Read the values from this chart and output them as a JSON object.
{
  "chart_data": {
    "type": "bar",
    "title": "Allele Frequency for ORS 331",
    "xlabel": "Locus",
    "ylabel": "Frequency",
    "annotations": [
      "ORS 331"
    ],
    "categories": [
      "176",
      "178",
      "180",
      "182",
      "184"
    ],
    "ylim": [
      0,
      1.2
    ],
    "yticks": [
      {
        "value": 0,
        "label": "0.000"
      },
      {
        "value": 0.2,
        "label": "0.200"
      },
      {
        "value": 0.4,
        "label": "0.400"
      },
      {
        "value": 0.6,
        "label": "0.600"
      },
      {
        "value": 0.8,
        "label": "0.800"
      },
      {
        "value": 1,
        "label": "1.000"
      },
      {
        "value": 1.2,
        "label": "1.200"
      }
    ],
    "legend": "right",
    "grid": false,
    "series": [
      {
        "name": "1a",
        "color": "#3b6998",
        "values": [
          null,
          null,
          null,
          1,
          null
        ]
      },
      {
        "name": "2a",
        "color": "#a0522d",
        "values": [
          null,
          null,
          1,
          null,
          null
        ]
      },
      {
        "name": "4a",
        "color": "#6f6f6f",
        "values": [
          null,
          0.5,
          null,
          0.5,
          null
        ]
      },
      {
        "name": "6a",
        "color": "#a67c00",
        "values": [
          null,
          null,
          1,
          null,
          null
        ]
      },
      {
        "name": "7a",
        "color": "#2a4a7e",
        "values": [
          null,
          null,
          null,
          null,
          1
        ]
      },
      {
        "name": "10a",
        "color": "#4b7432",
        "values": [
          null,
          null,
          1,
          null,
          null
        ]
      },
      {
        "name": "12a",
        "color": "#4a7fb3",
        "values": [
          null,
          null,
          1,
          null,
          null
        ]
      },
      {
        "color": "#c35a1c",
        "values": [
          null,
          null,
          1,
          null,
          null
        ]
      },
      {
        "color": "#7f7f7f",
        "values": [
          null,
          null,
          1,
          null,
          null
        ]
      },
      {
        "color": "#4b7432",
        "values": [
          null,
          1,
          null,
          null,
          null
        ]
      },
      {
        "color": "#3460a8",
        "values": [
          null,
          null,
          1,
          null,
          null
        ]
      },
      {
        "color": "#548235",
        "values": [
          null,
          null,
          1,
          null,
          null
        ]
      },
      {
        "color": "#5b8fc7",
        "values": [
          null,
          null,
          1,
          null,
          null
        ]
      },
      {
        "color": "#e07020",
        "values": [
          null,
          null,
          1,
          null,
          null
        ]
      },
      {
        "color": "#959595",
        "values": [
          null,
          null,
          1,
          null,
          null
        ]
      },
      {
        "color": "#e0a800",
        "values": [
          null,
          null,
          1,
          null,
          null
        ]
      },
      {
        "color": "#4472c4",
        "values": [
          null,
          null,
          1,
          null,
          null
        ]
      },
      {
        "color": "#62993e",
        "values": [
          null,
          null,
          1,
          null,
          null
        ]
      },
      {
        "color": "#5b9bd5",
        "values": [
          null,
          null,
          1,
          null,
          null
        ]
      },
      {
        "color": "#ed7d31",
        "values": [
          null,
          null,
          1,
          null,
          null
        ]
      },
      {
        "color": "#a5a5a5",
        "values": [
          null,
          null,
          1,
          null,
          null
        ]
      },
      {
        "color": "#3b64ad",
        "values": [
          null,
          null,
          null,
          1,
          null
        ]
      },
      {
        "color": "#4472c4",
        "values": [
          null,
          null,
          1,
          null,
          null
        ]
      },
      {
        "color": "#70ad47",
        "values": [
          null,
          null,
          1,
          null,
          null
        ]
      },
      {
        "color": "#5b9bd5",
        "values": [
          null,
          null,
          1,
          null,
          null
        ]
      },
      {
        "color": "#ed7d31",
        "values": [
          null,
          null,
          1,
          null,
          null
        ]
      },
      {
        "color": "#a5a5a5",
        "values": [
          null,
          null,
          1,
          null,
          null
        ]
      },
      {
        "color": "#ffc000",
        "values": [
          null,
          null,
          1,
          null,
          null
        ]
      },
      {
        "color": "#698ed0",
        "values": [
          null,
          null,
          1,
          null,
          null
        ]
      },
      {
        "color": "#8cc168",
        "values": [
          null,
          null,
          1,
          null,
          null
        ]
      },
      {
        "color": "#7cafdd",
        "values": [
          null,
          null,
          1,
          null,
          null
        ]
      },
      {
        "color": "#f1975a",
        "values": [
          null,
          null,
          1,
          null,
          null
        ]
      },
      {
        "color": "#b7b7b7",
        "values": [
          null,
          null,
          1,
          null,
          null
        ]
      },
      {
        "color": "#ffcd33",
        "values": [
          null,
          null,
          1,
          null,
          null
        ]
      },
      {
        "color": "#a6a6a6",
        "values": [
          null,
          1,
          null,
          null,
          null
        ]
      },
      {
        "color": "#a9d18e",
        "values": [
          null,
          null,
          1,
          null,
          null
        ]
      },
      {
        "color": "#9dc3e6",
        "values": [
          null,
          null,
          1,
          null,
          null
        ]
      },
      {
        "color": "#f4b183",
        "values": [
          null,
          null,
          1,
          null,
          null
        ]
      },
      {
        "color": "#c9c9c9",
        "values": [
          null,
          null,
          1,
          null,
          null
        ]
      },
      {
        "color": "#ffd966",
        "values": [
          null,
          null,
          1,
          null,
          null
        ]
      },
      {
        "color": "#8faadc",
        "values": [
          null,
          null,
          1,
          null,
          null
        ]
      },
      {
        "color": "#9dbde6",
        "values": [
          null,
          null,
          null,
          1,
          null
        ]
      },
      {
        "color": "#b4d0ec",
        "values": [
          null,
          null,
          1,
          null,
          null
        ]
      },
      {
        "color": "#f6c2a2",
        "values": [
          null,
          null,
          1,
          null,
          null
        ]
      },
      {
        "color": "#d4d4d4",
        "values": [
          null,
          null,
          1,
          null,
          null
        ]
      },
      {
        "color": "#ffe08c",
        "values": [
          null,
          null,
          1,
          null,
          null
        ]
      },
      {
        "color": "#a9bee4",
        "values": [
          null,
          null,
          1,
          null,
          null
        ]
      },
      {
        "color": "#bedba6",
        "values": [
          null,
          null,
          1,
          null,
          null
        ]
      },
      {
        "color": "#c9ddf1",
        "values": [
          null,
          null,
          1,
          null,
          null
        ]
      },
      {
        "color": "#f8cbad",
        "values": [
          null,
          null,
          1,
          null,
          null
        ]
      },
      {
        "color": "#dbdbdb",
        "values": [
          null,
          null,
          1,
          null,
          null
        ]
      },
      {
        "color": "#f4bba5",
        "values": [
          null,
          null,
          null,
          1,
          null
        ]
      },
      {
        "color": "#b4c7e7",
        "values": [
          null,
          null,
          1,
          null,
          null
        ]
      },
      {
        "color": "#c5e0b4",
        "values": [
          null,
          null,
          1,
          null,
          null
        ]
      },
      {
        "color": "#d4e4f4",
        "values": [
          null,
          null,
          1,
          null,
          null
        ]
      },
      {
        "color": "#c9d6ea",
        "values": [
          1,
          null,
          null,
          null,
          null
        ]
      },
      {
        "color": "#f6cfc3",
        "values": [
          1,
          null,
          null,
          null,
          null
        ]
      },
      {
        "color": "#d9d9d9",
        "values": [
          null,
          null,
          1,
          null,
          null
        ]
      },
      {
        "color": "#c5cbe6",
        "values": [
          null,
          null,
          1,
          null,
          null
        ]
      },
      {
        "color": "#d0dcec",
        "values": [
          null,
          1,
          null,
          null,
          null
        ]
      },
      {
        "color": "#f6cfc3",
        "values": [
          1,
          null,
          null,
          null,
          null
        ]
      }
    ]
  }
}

====================

EXERCISE - Copy every line verbatim.

FULL OUTPUT -
Read the values from this chart and output them as a JSON object.
{
  "chart_data": {
    "type": "bar",
    "title": "Allele Frequency for ORS 331",
    "xlabel": "Locus",
    "ylabel": "Frequency",
    "annotations": [
      "ORS 331"
    ],
    "categories": [
      "176",
      "178",
      "180",
      "182",
      "184"
    ],
    "ylim": [
      0,
      1.2
    ],
    "yticks": [
      {
        "value": 0,
        "label": "0.000"
      },
      {
        "value": 0.2,
        "label": "0.200"
      },
      {
        "value": 0.4,
        "label": "0.400"
      },
      {
        "value": 0.6,
        "label": "0.600"
      },
      {
        "value": 0.8,
        "label": "0.800"
      },
      {
        "value": 1,
        "label": "1.000"
      },
      {
        "value": 1.2,
        "label": "1.200"
      }
    ],
    "legend": "right",
    "grid": false,
    "series": [
      {
        "name": "1a",
        "color": "#3b6998",
        "values": [
          null,
          null,
          null,
          1,
          null
        ]
      },
      {
        "name": "2a",
        "color": "#a0522d",
        "values": [
          null,
          null,
          1,
          null,
          null
        ]
      },
      {
        "name": "4a",
        "color": "#6f6f6f",
        "values": [
          null,
          0.5,
          null,
          0.5,
          null
        ]
      },
      {
        "name": "6a",
        "color": "#a67c00",
        "values": [
          null,
          null,
          1,
          null,
          null
        ]
      },
      {
        "name": "7a",
        "color": "#2a4a7e",
        "values": [
          null,
          null,
          null,
          null,
          1
        ]
      },
      {
        "name": "10a",
        "color": "#4b7432",
        "values": [
          null,
          null,
          1,
          null,
          null
        ]
      },
      {
        "name": "12a",
        "color": "#4a7fb3",
        "values": [
          null,
          null,
          1,
          null,
          null
        ]
      },
      {
        "color": "#c35a1c",
        "values": [
          null,
          null,
          1,
          null,
          null
        ]
      },
      {
        "color": "#7f7f7f",
        "values": [
          null,
          null,
          1,
          null,
          null
        ]
      },
      {
        "color": "#4b7432",
        "values": [
          null,
          1,
          null,
          null,
          null
        ]
      },
      {
        "color": "#3460a8",
        "values": [
          null,
          null,
          1,
          null,
          null
        ]
      },
      {
        "color": "#548235",
        "values": [
          null,
          null,
          1,
          null,
          null
        ]
      },
      {
        "color": "#5b8fc7",
        "values": [
          null,
          null,
          1,
          null,
          null
        ]
      },
      {
        "color": "#e07020",
        "values": [
          null,
          null,
          1,
          null,
          null
        ]
      },
      {
        "color": "#959595",
        "values": [
          null,
          null,
          1,
          null,
          null
        ]
      },
      {
        "color": "#e0a800",
        "values": [
          null,
          null,
          1,
          null,
          null
        ]
      },
      {
        "color": "#4472c4",
        "values": [
          null,
          null,
          1,
          null,
          null
        ]
      },
      {
        "color": "#62993e",
        "values": [
          null,
          null,
          1,
          null,
          null
        ]
      },
      {
        "color": "#5b9bd5",
        "values": [
          null,
          null,
          1,
          null,
          null
        ]
      },
      {
        "color": "#ed7d31",
        "values": [
          null,
          null,
          1,
          null,
          null
        ]
      },
      {
        "color": "#a5a5a5",
        "values": [
          null,
          null,
          1,
          null,
          null
        ]
      },
      {
        "color": "#3b64ad",
        "values": [
          null,
          null,
          null,
          1,
          null
        ]
      },
      {
        "color": "#4472c4",
        "values": [
          null,
          null,
          1,
          null,
          null
        ]
      },
      {
        "color": "#70ad47",
        "values": [
          null,
          null,
          1,
          null,
          null
        ]
      },
      {
        "color": "#5b9bd5",
        "values": [
          null,
          null,
          1,
          null,
          null
        ]
      },
      {
        "color": "#ed7d31",
        "values": [
          null,
          null,
          1,
          null,
          null
        ]
      },
      {
        "color": "#a5a5a5",
        "values": [
          null,
          null,
          1,
          null,
          null
        ]
      },
      {
        "color": "#ffc000",
        "values": [
          null,
          null,
          1,
          null,
          null
        ]
      },
      {
        "color": "#698ed0",
        "values": [
          null,
          null,
          1,
          null,
          null
        ]
      },
      {
        "color": "#8cc168",
        "values": [
          null,
          null,
          1,
          null,
          null
        ]
      },
      {
        "color": "#7cafdd",
        "values": [
          null,
          null,
          1,
          null,
          null
        ]
      },
      {
        "color": "#f1975a",
        "values": [
          null,
          null,
          1,
          null,
          null
        ]
      },
      {
        "color": "#b7b7b7",
        "values": [
          null,
          null,
          1,
          null,
          null
        ]
      },
      {
        "color": "#ffcd33",
        "values": [
          null,
          null,
          1,
          null,
          null
        ]
      },
      {
        "color": "#a6a6a6",
        "values": [
          null,
          1,
          null,
          null,
          null
        ]
      },
      {
        "color": "#a9d18e",
        "values": [
          null,
          null,
          1,
          null,
          null
        ]
      },
      {
        "color": "#9dc3e6",
        "values": [
          null,
          null,
          1,
          null,
          null
        ]
      },
      {
        "color": "#f4b183",
        "values": [
          null,
          null,
          1,
          null,
          null
        ]
      },
      {
        "color": "#c9c9c9",
        "values": [
          null,
          null,
          1,
          null,
          null
        ]
      },
      {
        "color": "#ffd966",
        "values": [
          null,
          null,
          1,
          null,
          null
        ]
      },
      {
        "color": "#8faadc",
        "values": [
          null,
          null,
          1,
          null,
          null
        ]
      },
      {
        "color": "#9dbde6",
        "values": [
          null,
          null,
          null,
          1,
          null
        ]
      },
      {
        "color": "#b4d0ec",
        "values": [
          null,
          null,
          1,
          null,
          null
        ]
      },
      {
        "color": "#f6c2a2",
        "values": [
          null,
          null,
          1,
          null,
          null
        ]
      },
      {
        "color": "#d4d4d4",
        "values": [
          null,
          null,
          1,
          null,
          null
        ]
      },
      {
        "color": "#ffe08c",
        "values": [
          null,
          null,
          1,
          null,
          null
        ]
      },
      {
        "color": "#a9bee4",
        "values": [
          null,
          null,
          1,
          null,
          null
        ]
      },
      {
        "color": "#bedba6",
        "values": [
          null,
          null,
          1,
          null,
          null
        ]
      },
      {
        "color": "#c9ddf1",
        "values": [
          null,
          null,
          1,
          null,
          null
        ]
      },
      {
        "color": "#f8cbad",
        "values": [
          null,
          null,
          1,
          null,
          null
        ]
      },
      {
        "color": "#dbdbdb",
        "values": [
          null,
          null,
          1,
          null,
          null
        ]
      },
      {
        "color": "#f4bba5",
        "values": [
          null,
          null,
          null,
          1,
          null
        ]
      },
      {
        "color": "#b4c7e7",
        "values": [
          null,
          null,
          1,
          null,
          null
        ]
      },
      {
        "color": "#c5e0b4",
        "values": [
          null,
          null,
          1,
          null,
          null
        ]
      },
      {
        "color": "#d4e4f4",
        "values": [
          null,
          null,
          1,
          null,
          null
        ]
      },
      {
        "color": "#c9d6ea",
        "values": [
          1,
          null,
          null,
          null,
          null
        ]
      },
      {
        "color": "#f6cfc3",
        "values": [
          1,
          null,
          null,
          null,
          null
        ]
      },
      {
        "color": "#d9d9d9",
        "values": [
          null,
          null,
          1,
          null,
          null
        ]
      },
      {
        "color": "#c5cbe6",
        "values": [
          null,
          null,
          1,
          null,
          null
        ]
      },
      {
        "color": "#d0dcec",
        "values": [
          null,
          1,
          null,
          null,
          null
        ]
      },
      {
        "color": "#f6cfc3",
        "values": [
          1,
          null,
          null,
          null,
          null
        ]
      }
    ]
  }
}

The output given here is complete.